*Records for this task:*
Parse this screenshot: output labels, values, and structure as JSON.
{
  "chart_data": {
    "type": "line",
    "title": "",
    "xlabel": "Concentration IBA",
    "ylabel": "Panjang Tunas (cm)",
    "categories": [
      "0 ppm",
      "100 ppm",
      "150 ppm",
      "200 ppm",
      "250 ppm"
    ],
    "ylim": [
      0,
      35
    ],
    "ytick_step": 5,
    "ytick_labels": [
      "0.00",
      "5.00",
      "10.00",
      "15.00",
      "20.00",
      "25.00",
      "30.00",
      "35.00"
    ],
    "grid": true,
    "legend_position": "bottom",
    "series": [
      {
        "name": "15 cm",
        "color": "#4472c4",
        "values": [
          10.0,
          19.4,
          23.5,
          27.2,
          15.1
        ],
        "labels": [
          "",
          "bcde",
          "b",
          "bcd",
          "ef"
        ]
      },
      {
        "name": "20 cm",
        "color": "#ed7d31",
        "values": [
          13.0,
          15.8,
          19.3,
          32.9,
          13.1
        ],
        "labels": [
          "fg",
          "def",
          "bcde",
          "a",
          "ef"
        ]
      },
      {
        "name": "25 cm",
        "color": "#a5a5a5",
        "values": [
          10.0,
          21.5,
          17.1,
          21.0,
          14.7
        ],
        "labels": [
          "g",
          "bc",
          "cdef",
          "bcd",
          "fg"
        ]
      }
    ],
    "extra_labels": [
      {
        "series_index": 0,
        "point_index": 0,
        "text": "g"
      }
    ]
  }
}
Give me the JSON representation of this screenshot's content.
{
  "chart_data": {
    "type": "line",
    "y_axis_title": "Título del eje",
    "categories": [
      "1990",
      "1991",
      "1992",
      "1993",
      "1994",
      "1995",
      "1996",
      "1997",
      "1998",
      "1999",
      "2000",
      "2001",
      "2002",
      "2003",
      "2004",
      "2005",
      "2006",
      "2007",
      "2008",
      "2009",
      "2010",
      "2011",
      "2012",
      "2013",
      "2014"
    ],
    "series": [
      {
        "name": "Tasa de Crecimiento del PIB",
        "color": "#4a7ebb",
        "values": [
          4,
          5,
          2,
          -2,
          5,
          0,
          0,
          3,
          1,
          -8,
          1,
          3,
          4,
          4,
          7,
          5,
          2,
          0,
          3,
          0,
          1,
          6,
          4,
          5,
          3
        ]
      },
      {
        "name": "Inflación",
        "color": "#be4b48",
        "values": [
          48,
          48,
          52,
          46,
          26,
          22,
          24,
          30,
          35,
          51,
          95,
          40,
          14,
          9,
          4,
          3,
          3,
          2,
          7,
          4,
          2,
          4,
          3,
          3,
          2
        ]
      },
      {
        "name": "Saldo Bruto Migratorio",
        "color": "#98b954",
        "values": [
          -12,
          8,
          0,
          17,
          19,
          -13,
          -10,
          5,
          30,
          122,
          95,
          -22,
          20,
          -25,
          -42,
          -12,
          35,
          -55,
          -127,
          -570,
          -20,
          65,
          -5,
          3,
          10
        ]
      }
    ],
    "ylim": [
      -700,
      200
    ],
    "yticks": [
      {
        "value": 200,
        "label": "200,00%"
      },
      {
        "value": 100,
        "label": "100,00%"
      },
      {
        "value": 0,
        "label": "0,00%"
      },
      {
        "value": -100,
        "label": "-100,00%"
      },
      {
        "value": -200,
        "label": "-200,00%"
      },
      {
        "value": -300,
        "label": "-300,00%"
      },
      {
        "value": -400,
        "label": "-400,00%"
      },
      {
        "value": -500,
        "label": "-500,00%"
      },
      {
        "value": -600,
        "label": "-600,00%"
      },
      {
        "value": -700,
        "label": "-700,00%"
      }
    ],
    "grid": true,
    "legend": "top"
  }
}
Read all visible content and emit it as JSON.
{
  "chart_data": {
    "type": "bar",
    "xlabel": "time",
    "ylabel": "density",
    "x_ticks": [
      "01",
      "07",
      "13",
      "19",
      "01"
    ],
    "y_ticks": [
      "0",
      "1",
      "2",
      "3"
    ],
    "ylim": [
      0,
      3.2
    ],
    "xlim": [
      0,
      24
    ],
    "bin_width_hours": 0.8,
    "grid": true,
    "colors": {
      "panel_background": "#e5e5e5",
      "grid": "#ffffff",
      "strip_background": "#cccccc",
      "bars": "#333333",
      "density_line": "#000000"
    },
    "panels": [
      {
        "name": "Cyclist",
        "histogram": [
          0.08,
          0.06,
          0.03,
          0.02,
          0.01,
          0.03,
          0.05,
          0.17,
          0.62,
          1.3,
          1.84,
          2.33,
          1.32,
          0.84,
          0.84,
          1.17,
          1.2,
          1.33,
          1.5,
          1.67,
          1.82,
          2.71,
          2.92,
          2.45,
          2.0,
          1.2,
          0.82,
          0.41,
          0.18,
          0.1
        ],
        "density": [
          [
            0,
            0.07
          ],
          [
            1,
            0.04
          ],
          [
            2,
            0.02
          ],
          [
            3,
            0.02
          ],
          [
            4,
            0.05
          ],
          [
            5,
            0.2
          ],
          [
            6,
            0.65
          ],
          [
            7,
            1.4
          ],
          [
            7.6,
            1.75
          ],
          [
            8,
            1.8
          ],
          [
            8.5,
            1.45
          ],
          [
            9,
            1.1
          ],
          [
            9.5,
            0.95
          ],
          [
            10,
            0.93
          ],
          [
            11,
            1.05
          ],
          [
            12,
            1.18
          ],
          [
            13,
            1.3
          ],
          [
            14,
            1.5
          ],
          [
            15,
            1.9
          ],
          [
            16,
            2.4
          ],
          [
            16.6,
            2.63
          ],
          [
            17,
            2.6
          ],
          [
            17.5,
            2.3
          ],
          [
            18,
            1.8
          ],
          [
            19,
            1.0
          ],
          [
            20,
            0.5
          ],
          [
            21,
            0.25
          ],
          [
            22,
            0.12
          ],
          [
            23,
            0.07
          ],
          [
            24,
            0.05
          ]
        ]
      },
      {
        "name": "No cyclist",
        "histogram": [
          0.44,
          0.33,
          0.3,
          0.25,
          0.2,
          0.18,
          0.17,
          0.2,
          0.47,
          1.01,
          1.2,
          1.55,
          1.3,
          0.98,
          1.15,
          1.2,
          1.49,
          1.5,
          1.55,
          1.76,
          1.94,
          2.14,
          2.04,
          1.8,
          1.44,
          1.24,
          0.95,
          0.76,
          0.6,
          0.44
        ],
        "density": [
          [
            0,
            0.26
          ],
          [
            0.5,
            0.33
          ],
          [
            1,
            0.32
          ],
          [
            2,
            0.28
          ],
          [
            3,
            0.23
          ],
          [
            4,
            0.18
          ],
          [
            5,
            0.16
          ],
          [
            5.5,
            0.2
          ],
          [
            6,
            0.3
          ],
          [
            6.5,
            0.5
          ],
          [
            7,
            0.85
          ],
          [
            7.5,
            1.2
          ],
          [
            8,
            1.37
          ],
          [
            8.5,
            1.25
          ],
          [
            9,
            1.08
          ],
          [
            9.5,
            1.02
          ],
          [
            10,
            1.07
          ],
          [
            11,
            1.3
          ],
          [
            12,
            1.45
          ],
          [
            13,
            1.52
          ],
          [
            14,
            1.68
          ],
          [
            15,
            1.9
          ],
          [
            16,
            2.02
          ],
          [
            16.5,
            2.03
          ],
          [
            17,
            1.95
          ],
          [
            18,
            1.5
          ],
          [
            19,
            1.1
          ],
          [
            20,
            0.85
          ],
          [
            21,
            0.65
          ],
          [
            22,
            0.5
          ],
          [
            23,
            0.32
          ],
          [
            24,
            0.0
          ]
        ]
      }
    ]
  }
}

*Given instruction:* Pull out all lines in the data above that include "screenshot".

*The completed task:*
Parse this screenshot: output labels, values, and structure as JSON.
Give me the JSON representation of this screenshot's content.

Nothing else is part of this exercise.